[Figure data in JSON]

^^^^

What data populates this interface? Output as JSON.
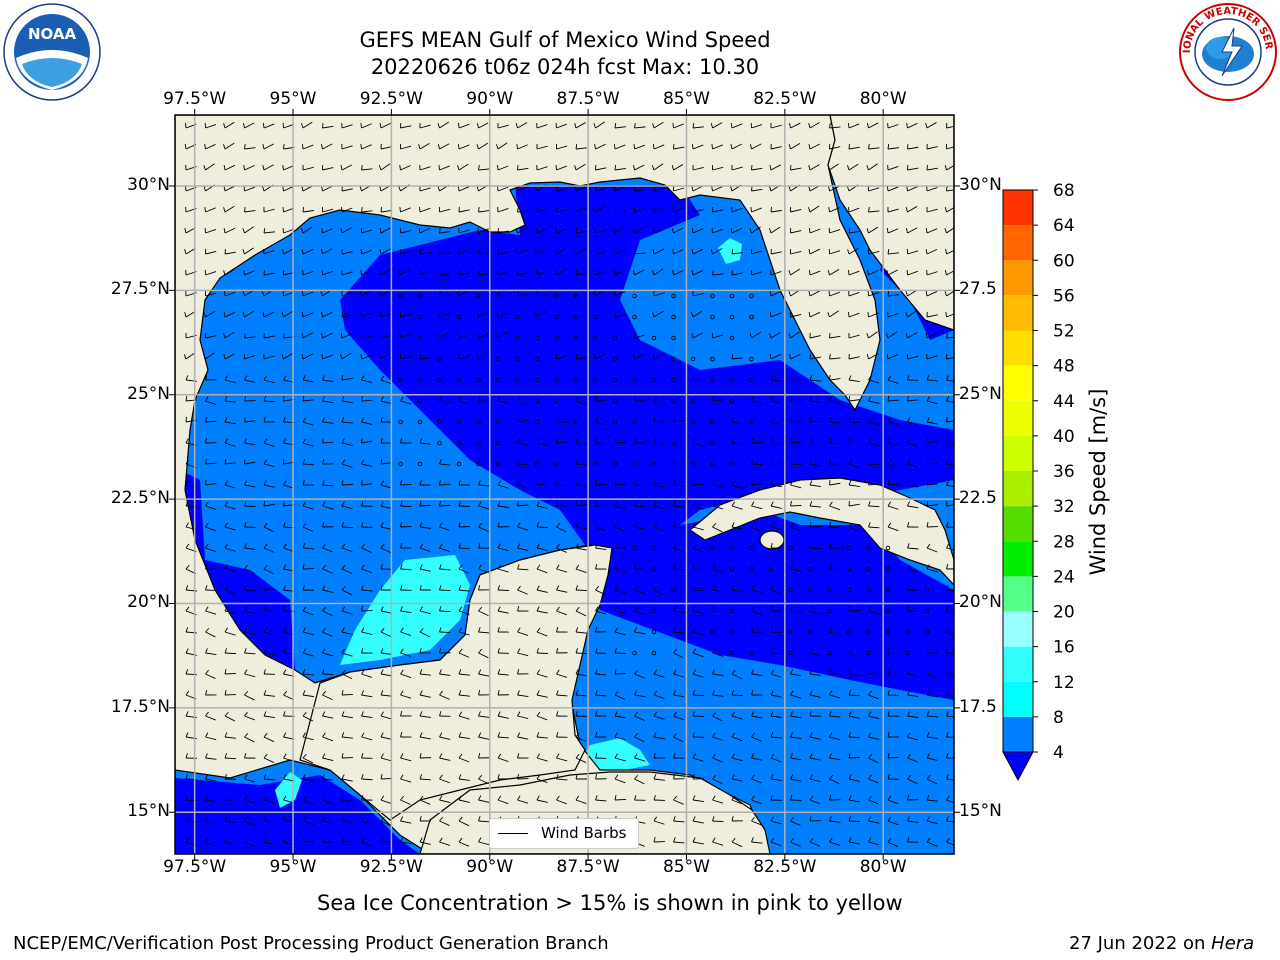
{
  "title": {
    "line1": "GEFS MEAN Gulf of Mexico Wind Speed",
    "line2": "20220626 t06z 024h fcst   Max: 10.30"
  },
  "map": {
    "lon_ticks": [
      "97.5°W",
      "95°W",
      "92.5°W",
      "90°W",
      "87.5°W",
      "85°W",
      "82.5°W",
      "80°W"
    ],
    "lat_ticks_left": [
      "30°N",
      "27.5°N",
      "25°N",
      "22.5°N",
      "20°N",
      "17.5°N",
      "15°N"
    ],
    "lat_ticks_right": [
      "30°N",
      "27.5",
      "25°N",
      "22.5",
      "20°N",
      "17.5",
      "15°N"
    ],
    "lon_range": [
      -98,
      -78.2
    ],
    "lat_range": [
      14,
      31.7
    ],
    "colors": {
      "land": "#efeedc",
      "ocean_4_8": "#0080ff",
      "ocean_below_4": "#0000ff",
      "ocean_12_16": "#33ffff",
      "grid": "#b0b0b0"
    },
    "legend_label": "Wind Barbs"
  },
  "colorbar": {
    "label": "Wind Speed [m/s]",
    "levels": [
      4,
      8,
      12,
      16,
      20,
      24,
      28,
      32,
      36,
      40,
      44,
      48,
      52,
      56,
      60,
      64,
      68
    ],
    "colors": [
      "#0080ff",
      "#00ffff",
      "#33ffff",
      "#99ffff",
      "#55ff88",
      "#00ee00",
      "#55dd00",
      "#aaee00",
      "#ccff00",
      "#eeff00",
      "#ffff00",
      "#ffdd00",
      "#ffbb00",
      "#ff9900",
      "#ff6600",
      "#ff3300",
      "#ff0000"
    ],
    "extend_color": "#0000ff"
  },
  "caption": "Sea Ice Concentration > 15% is shown in pink to yellow",
  "footer": {
    "left": "NCEP/EMC/Verification Post Processing Product Generation Branch",
    "date": "27 Jun 2022 on ",
    "machine": "Hera"
  },
  "logos": {
    "noaa_text": "NOAA",
    "nws_text": "NATIONAL WEATHER SERVICE"
  }
}
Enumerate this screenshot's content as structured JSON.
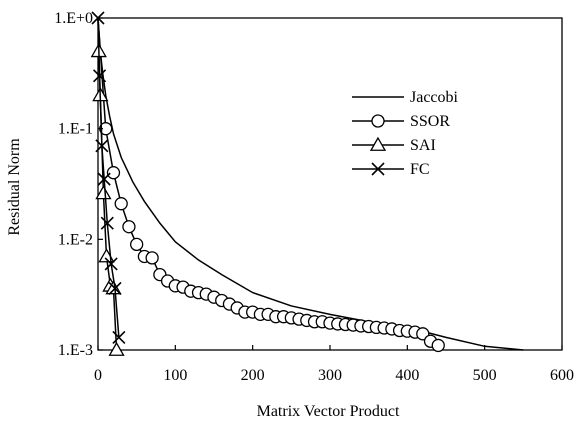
{
  "chart_data": {
    "type": "line",
    "title": "",
    "xlabel": "Matrix Vector Product",
    "ylabel": "Residual Norm",
    "xlim": [
      0,
      600
    ],
    "ylim": [
      0.001,
      1
    ],
    "yscale": "log",
    "grid": false,
    "legend_position": "top-right",
    "x_ticks": [
      0,
      100,
      200,
      300,
      400,
      500,
      600
    ],
    "x_tick_labels": [
      "0",
      "100",
      "200",
      "300",
      "400",
      "500",
      "600"
    ],
    "y_ticks": [
      1,
      0.1,
      0.01,
      0.001
    ],
    "y_tick_labels": [
      "1.E+0",
      "1.E-1",
      "1.E-2",
      "1.E-3"
    ],
    "series": [
      {
        "name": "Jaccobi",
        "marker": "none",
        "x": [
          0,
          3,
          6,
          10,
          15,
          20,
          30,
          45,
          60,
          80,
          100,
          130,
          160,
          200,
          250,
          300,
          350,
          400,
          450,
          500,
          550
        ],
        "y": [
          1,
          0.5,
          0.32,
          0.2,
          0.13,
          0.09,
          0.055,
          0.033,
          0.022,
          0.014,
          0.0095,
          0.0065,
          0.0048,
          0.0033,
          0.0025,
          0.0021,
          0.0018,
          0.0016,
          0.0013,
          0.00108,
          0.001
        ]
      },
      {
        "name": "SSOR",
        "marker": "circle",
        "x": [
          0,
          10,
          20,
          30,
          40,
          50,
          60,
          70,
          80,
          90,
          100,
          110,
          120,
          130,
          140,
          150,
          160,
          170,
          180,
          190,
          200,
          210,
          220,
          230,
          240,
          250,
          260,
          270,
          280,
          290,
          300,
          310,
          320,
          330,
          340,
          350,
          360,
          370,
          380,
          390,
          400,
          410,
          420,
          430,
          440
        ],
        "y": [
          1,
          0.1,
          0.04,
          0.021,
          0.013,
          0.009,
          0.007,
          0.0068,
          0.0048,
          0.0042,
          0.0038,
          0.0037,
          0.0034,
          0.0033,
          0.0032,
          0.003,
          0.0028,
          0.0026,
          0.0024,
          0.0022,
          0.0022,
          0.0021,
          0.0021,
          0.002,
          0.002,
          0.00195,
          0.0019,
          0.00185,
          0.0018,
          0.0018,
          0.00175,
          0.00172,
          0.0017,
          0.00168,
          0.00165,
          0.00163,
          0.0016,
          0.00158,
          0.00155,
          0.0015,
          0.00148,
          0.00145,
          0.0014,
          0.0012,
          0.0011
        ]
      },
      {
        "name": "SAI",
        "marker": "triangle",
        "x": [
          0,
          1,
          3,
          7,
          11,
          16,
          20,
          24
        ],
        "y": [
          1,
          0.5,
          0.2,
          0.026,
          0.007,
          0.0038,
          0.0036,
          0.001
        ]
      },
      {
        "name": "FC",
        "marker": "x",
        "x": [
          0,
          2,
          5,
          8,
          12,
          17,
          22,
          27
        ],
        "y": [
          1,
          0.3,
          0.07,
          0.035,
          0.014,
          0.006,
          0.0036,
          0.0013
        ]
      }
    ]
  }
}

^^^^

## Problem requirements
Repeat the records above verbatim, with no pictures in the result.

## Final answer
What data populates this interface? Output as JSON.
{
  "title": {
    "line1": "GEFS MEAN Gulf of Mexico Wind Speed",
    "line2": "20220626 t06z 024h fcst   Max: 10.30"
  },
  "map": {
    "lon_ticks": [
      "97.5°W",
      "95°W",
      "92.5°W",
      "90°W",
      "87.5°W",
      "85°W",
      "82.5°W",
      "80°W"
    ],
    "lat_ticks_left": [
      "30°N",
      "27.5°N",
      "25°N",
      "22.5°N",
      "20°N",
      "17.5°N",
      "15°N"
    ],
    "lat_ticks_right": [
      "30°N",
      "27.5",
      "25°N",
      "22.5",
      "20°N",
      "17.5",
      "15°N"
    ],
    "lon_range": [
      -98,
      -78.2
    ],
    "lat_range": [
      14,
      31.7
    ],
    "colors": {
      "land": "#efeedc",
      "ocean_4_8": "#0080ff",
      "ocean_below_4": "#0000ff",
      "ocean_12_16": "#33ffff",
      "grid": "#b0b0b0"
    },
    "legend_label": "Wind Barbs"
  },
  "colorbar": {
    "label": "Wind Speed [m/s]",
    "levels": [
      4,
      8,
      12,
      16,
      20,
      24,
      28,
      32,
      36,
      40,
      44,
      48,
      52,
      56,
      60,
      64,
      68
    ],
    "colors": [
      "#0080ff",
      "#00ffff",
      "#33ffff",
      "#99ffff",
      "#55ff88",
      "#00ee00",
      "#55dd00",
      "#aaee00",
      "#ccff00",
      "#eeff00",
      "#ffff00",
      "#ffdd00",
      "#ffbb00",
      "#ff9900",
      "#ff6600",
      "#ff3300",
      "#ff0000"
    ],
    "extend_color": "#0000ff"
  },
  "caption": "Sea Ice Concentration > 15% is shown in pink to yellow",
  "footer": {
    "left": "NCEP/EMC/Verification Post Processing Product Generation Branch",
    "date": "27 Jun 2022 on ",
    "machine": "Hera"
  },
  "logos": {
    "noaa_text": "NOAA",
    "nws_text": "NATIONAL WEATHER SERVICE"
  }
}
Enumerate this screenshot's content as structured JSON.
{
  "chart_data": {
    "type": "line",
    "title": "",
    "xlabel": "Matrix Vector Product",
    "ylabel": "Residual Norm",
    "xlim": [
      0,
      600
    ],
    "ylim": [
      0.001,
      1
    ],
    "yscale": "log",
    "grid": false,
    "legend_position": "top-right",
    "x_ticks": [
      0,
      100,
      200,
      300,
      400,
      500,
      600
    ],
    "x_tick_labels": [
      "0",
      "100",
      "200",
      "300",
      "400",
      "500",
      "600"
    ],
    "y_ticks": [
      1,
      0.1,
      0.01,
      0.001
    ],
    "y_tick_labels": [
      "1.E+0",
      "1.E-1",
      "1.E-2",
      "1.E-3"
    ],
    "series": [
      {
        "name": "Jaccobi",
        "marker": "none",
        "x": [
          0,
          3,
          6,
          10,
          15,
          20,
          30,
          45,
          60,
          80,
          100,
          130,
          160,
          200,
          250,
          300,
          350,
          400,
          450,
          500,
          550
        ],
        "y": [
          1,
          0.5,
          0.32,
          0.2,
          0.13,
          0.09,
          0.055,
          0.033,
          0.022,
          0.014,
          0.0095,
          0.0065,
          0.0048,
          0.0033,
          0.0025,
          0.0021,
          0.0018,
          0.0016,
          0.0013,
          0.00108,
          0.001
        ]
      },
      {
        "name": "SSOR",
        "marker": "circle",
        "x": [
          0,
          10,
          20,
          30,
          40,
          50,
          60,
          70,
          80,
          90,
          100,
          110,
          120,
          130,
          140,
          150,
          160,
          170,
          180,
          190,
          200,
          210,
          220,
          230,
          240,
          250,
          260,
          270,
          280,
          290,
          300,
          310,
          320,
          330,
          340,
          350,
          360,
          370,
          380,
          390,
          400,
          410,
          420,
          430,
          440
        ],
        "y": [
          1,
          0.1,
          0.04,
          0.021,
          0.013,
          0.009,
          0.007,
          0.0068,
          0.0048,
          0.0042,
          0.0038,
          0.0037,
          0.0034,
          0.0033,
          0.0032,
          0.003,
          0.0028,
          0.0026,
          0.0024,
          0.0022,
          0.0022,
          0.0021,
          0.0021,
          0.002,
          0.002,
          0.00195,
          0.0019,
          0.00185,
          0.0018,
          0.0018,
          0.00175,
          0.00172,
          0.0017,
          0.00168,
          0.00165,
          0.00163,
          0.0016,
          0.00158,
          0.00155,
          0.0015,
          0.00148,
          0.00145,
          0.0014,
          0.0012,
          0.0011
        ]
      },
      {
        "name": "SAI",
        "marker": "triangle",
        "x": [
          0,
          1,
          3,
          7,
          11,
          16,
          20,
          24
        ],
        "y": [
          1,
          0.5,
          0.2,
          0.026,
          0.007,
          0.0038,
          0.0036,
          0.001
        ]
      },
      {
        "name": "FC",
        "marker": "x",
        "x": [
          0,
          2,
          5,
          8,
          12,
          17,
          22,
          27
        ],
        "y": [
          1,
          0.3,
          0.07,
          0.035,
          0.014,
          0.006,
          0.0036,
          0.0013
        ]
      }
    ]
  }
}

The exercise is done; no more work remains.